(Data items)
* * *

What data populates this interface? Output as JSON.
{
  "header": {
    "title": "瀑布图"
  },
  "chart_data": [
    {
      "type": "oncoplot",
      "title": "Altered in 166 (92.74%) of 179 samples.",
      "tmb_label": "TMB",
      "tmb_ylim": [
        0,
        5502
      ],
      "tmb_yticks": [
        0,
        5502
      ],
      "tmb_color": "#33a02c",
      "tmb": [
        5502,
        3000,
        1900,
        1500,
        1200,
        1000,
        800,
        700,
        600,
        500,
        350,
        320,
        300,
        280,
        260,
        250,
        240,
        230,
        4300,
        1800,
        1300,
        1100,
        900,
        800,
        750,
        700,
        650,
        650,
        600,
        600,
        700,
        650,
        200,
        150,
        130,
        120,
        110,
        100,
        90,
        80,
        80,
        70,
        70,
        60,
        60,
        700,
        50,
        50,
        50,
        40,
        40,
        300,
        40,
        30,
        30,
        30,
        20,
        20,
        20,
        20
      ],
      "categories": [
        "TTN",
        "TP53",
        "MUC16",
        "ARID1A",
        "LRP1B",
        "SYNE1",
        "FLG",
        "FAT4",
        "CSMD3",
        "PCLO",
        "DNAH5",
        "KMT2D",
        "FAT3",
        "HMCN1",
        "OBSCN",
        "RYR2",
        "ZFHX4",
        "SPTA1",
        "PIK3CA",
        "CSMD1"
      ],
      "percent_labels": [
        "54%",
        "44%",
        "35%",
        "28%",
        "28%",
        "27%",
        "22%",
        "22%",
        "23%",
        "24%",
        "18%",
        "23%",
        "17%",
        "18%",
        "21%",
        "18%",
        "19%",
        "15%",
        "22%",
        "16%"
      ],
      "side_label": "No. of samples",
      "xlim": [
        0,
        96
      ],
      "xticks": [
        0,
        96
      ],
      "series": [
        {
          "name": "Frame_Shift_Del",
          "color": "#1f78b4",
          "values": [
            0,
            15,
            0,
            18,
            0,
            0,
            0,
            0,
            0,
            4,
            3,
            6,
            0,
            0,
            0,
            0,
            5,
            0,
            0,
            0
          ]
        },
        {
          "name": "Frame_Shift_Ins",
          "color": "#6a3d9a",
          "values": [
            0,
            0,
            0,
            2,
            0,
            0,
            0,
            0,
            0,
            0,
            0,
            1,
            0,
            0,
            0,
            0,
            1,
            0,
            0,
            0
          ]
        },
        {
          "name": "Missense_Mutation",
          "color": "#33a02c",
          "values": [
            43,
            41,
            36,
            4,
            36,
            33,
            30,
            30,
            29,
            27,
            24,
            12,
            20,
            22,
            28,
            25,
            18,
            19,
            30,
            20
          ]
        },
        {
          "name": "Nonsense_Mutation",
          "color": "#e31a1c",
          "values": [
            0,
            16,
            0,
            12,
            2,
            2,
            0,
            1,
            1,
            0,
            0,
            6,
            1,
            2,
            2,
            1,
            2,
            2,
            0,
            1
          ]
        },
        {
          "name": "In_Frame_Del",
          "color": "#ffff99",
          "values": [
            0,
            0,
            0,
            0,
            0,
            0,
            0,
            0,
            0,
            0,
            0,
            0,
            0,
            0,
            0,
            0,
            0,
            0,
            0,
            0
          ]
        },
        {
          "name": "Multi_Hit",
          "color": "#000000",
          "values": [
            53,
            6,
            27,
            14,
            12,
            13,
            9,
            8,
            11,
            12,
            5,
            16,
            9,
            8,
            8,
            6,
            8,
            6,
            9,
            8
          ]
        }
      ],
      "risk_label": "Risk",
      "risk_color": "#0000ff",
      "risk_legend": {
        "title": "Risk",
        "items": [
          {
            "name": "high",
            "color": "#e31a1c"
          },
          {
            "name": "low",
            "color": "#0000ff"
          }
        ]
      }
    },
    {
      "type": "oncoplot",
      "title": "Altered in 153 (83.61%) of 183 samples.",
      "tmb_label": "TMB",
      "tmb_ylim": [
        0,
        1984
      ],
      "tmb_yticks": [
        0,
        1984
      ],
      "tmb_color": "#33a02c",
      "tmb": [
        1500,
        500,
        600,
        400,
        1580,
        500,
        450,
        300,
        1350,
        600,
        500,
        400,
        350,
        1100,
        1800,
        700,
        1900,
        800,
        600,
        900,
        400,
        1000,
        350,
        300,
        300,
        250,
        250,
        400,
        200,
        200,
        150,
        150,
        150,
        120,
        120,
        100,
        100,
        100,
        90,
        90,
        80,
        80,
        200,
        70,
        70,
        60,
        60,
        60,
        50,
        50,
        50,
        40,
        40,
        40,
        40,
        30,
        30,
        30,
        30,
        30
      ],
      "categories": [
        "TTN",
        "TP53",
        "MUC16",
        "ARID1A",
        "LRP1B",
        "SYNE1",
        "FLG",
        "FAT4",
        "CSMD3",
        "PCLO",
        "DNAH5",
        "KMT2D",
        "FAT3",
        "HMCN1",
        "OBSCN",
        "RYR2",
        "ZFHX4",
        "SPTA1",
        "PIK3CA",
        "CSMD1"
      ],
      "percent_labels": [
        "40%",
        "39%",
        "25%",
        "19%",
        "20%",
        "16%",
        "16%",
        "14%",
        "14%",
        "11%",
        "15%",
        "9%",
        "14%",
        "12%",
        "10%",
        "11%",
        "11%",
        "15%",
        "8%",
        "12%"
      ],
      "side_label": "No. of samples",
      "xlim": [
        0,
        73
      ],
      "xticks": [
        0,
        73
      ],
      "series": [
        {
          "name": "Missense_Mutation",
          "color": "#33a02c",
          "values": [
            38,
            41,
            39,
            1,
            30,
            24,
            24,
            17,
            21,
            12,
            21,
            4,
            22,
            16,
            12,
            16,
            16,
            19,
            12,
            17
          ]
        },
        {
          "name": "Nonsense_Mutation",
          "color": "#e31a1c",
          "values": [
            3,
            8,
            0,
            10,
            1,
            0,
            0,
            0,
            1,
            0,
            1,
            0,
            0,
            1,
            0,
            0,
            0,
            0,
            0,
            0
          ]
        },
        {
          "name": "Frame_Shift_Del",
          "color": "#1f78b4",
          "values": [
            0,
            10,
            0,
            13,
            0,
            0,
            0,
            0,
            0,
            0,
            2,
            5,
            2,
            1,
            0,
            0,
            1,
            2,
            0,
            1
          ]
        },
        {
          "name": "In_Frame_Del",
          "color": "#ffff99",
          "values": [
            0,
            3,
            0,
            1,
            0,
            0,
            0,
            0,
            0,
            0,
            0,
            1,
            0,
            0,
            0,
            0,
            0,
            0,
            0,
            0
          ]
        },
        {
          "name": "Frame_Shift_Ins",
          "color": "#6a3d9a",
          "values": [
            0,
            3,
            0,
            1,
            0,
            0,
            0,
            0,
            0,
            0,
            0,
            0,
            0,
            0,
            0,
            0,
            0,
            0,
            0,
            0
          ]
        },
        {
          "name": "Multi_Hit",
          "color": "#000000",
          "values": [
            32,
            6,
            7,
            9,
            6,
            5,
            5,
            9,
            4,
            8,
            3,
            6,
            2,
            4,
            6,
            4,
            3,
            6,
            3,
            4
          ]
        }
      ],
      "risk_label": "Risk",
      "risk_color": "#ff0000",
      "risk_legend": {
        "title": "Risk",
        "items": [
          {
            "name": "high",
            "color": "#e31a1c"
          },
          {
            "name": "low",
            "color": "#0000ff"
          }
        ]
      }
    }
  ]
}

* * *

_Stated exercise_
Pick out and copy every line that contains the word "title".

_Solution for this task_
    "title": "瀑布图"
      "title": "Altered in 166 (92.74%) of 179 samples.",
        "title": "Risk",
      "title": "Altered in 153 (83.61%) of 183 samples.",
        "title": "Risk",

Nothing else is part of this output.